> Data listing:
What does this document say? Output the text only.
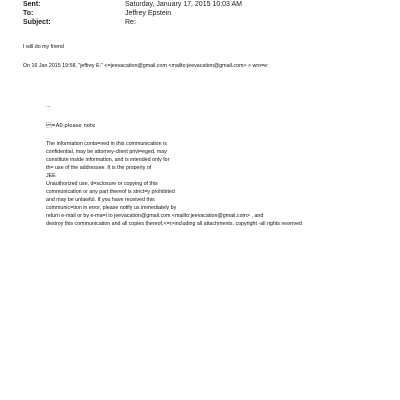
Sent:	Saturday, January 17, 2015 10:03 AM
To:	Jeffrey Epstein
Subject:	Re:
I will do my friend
On 16 Jan 2015 19:58, "jeffrey E." <=jeevacation@gmail.com <mailto:jeevacation@gmail.com> > wro=e:
...
=A0 please note
The information conta=ned in this communication is
confidential, may be attorney-client privi=eged, may
constitute inside information, and is intended only for
th= use of the addressee. It is the property of
JEE
Unauthorized use, d=sclosure or copying of this
communication or any part thereof is strict=y prohibited
and may be unlawful. If you have received this
communic=tion in error, please notify us immediately by
return e-mail or by e-ma=l to jeevacation@gmail.com <mailto:jeevacation@gmail.com> , and
destroy this communication and all copies thereof,<=r>including all attachments. copyright -all rights reserved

> Task:
Reproduce all of the data exactly; the pictures do not belong in the copy.

> Exercise output:
What does this document say? Output the text only.
Sent:	Saturday, January 17, 2015 10:03 AM
To:	Jeffrey Epstein
Subject:	Re:
I will do my friend
On 16 Jan 2015 19:58, "jeffrey E." <=jeevacation@gmail.com <mailto:jeevacation@gmail.com> > wro=e:
...
=A0 please note
The information conta=ned in this communication is
confidential, may be attorney-client privi=eged, may
constitute inside information, and is intended only for
th= use of the addressee. It is the property of
JEE
Unauthorized use, d=sclosure or copying of this
communication or any part thereof is strict=y prohibited
and may be unlawful. If you have received this
communic=tion in error, please notify us immediately by
return e-mail or by e-ma=l to jeevacation@gmail.com <mailto:jeevacation@gmail.com> , and
destroy this communication and all copies thereof,<=r>including all attachments. copyright -all rights reserved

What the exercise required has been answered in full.